=== SET EXERCISE ===
Check each line of the data below for the word "drei", then extract the ones that have it.

=== LISTED RECORDS ===
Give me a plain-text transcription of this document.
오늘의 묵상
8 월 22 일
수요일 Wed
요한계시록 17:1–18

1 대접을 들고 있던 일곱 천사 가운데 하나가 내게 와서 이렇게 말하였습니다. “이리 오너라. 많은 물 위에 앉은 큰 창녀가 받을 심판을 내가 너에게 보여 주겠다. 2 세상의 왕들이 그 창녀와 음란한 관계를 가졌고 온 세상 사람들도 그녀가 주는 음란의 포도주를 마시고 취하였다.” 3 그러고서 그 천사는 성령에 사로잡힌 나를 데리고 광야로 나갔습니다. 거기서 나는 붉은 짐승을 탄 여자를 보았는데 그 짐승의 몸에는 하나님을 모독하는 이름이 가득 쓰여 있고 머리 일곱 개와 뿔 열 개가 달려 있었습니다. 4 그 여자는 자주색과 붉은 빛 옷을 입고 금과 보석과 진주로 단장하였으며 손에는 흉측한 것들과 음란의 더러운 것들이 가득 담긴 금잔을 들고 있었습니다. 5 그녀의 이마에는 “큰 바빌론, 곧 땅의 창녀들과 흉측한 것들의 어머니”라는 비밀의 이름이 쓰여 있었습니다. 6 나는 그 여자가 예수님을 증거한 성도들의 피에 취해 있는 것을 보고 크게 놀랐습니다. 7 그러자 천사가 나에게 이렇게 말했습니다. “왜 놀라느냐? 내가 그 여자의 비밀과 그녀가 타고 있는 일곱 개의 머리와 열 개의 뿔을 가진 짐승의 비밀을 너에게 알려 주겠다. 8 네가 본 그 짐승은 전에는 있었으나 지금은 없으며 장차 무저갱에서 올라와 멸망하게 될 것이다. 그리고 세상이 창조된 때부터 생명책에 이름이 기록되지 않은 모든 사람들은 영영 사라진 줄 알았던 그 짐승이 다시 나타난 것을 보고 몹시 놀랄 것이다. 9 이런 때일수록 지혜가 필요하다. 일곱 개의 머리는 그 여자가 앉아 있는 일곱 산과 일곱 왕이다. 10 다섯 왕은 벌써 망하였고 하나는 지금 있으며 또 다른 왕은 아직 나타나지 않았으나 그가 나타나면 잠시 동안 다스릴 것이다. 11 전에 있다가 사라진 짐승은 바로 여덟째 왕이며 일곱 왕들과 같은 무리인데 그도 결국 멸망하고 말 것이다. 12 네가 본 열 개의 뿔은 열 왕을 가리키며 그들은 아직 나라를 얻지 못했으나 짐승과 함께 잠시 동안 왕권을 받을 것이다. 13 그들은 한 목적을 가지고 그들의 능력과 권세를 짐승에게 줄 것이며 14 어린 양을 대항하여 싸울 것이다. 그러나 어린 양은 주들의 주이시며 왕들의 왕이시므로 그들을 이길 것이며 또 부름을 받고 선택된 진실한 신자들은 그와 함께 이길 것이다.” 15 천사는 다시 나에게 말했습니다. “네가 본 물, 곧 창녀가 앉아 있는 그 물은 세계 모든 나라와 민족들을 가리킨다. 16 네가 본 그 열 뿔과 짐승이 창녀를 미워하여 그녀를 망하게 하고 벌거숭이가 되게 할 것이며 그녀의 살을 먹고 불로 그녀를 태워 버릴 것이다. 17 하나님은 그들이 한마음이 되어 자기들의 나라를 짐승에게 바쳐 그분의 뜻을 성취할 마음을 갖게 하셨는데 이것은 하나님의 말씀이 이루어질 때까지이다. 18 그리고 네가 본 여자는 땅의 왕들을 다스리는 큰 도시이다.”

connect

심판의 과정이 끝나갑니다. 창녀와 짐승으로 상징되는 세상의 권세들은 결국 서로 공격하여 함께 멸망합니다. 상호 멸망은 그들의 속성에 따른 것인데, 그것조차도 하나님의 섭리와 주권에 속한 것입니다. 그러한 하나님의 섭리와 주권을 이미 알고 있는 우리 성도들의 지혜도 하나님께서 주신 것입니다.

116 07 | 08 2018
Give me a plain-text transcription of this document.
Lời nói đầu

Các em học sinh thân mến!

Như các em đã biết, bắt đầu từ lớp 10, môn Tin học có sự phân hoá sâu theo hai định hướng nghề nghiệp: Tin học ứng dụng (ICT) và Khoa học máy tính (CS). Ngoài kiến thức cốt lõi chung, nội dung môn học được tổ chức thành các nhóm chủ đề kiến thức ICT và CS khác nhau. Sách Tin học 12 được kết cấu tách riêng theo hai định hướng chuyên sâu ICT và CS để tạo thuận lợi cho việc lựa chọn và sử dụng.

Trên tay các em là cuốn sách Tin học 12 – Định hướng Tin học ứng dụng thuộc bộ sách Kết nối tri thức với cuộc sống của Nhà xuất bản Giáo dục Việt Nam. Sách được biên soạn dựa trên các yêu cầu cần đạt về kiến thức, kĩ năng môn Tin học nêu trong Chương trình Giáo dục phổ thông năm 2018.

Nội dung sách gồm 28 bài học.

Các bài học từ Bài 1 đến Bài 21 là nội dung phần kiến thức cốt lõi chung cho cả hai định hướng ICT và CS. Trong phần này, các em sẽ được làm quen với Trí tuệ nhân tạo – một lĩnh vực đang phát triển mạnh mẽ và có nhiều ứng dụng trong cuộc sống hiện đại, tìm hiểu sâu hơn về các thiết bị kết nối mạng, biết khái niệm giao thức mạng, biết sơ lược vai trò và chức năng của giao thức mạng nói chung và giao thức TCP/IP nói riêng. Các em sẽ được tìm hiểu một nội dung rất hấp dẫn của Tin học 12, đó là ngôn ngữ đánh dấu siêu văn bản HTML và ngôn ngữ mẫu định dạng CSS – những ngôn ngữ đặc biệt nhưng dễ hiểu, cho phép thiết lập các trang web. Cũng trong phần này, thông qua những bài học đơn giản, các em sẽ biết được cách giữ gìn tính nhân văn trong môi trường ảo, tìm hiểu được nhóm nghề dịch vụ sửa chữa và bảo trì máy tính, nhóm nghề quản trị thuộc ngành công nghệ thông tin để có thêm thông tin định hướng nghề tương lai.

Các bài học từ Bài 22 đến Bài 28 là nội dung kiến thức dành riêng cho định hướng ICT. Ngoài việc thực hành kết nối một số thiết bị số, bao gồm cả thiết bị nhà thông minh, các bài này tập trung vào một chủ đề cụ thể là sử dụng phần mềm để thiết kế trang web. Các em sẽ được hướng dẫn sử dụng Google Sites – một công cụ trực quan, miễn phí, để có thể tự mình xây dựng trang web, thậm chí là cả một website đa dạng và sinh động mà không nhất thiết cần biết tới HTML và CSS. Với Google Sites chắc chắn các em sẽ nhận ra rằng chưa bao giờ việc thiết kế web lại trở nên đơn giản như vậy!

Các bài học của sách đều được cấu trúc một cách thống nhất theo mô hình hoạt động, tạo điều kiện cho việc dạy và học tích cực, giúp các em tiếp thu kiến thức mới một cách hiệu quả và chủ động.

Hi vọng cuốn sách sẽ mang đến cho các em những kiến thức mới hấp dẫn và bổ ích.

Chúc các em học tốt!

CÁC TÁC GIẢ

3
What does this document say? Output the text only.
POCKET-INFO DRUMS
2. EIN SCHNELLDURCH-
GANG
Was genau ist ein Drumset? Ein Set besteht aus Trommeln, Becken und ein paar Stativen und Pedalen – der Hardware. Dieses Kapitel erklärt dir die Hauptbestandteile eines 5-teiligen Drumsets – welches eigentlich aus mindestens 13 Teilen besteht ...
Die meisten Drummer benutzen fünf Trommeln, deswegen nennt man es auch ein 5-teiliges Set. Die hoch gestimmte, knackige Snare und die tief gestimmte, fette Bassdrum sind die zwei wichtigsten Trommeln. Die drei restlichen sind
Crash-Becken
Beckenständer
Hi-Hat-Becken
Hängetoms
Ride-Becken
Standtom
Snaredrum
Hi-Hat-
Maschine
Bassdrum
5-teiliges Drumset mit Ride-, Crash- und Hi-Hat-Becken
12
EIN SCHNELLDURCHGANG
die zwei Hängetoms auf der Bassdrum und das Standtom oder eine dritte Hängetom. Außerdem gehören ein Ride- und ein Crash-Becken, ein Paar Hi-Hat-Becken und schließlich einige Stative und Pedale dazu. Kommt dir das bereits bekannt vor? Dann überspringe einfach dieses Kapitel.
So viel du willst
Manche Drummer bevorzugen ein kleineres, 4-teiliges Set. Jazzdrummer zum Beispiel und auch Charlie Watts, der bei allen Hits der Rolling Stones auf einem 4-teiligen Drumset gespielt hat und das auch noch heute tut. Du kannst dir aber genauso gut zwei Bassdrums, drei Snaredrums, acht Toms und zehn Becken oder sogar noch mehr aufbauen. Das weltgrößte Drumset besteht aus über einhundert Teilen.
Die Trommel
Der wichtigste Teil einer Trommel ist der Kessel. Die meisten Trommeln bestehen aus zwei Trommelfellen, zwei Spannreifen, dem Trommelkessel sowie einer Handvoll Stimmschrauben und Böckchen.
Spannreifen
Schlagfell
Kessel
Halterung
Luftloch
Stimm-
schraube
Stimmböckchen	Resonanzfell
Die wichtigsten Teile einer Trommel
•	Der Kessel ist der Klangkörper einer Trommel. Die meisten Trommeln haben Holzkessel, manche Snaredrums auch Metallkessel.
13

=== RESPONSE ===
Die meisten Drummer benutzen fünf Trommeln, deswegen nennt man es auch ein 5-teiliges Set. Die hoch gestimmte, knackige Snare und die tief gestimmte, fette Bassdrum sind die zwei wichtigsten Trommeln. Die drei restlichen sind
Manche Drummer bevorzugen ein kleineres, 4-teiliges Set. Jazzdrummer zum Beispiel und auch Charlie Watts, der bei allen Hits der Rolling Stones auf einem 4-teiligen Drumset gespielt hat und das auch noch heute tut. Du kannst dir aber genauso gut zwei Bassdrums, drei Snaredrums, acht Toms und zehn Becken oder sogar noch mehr aufbauen. Das weltgrößte Drumset besteht aus über einhundert Teilen.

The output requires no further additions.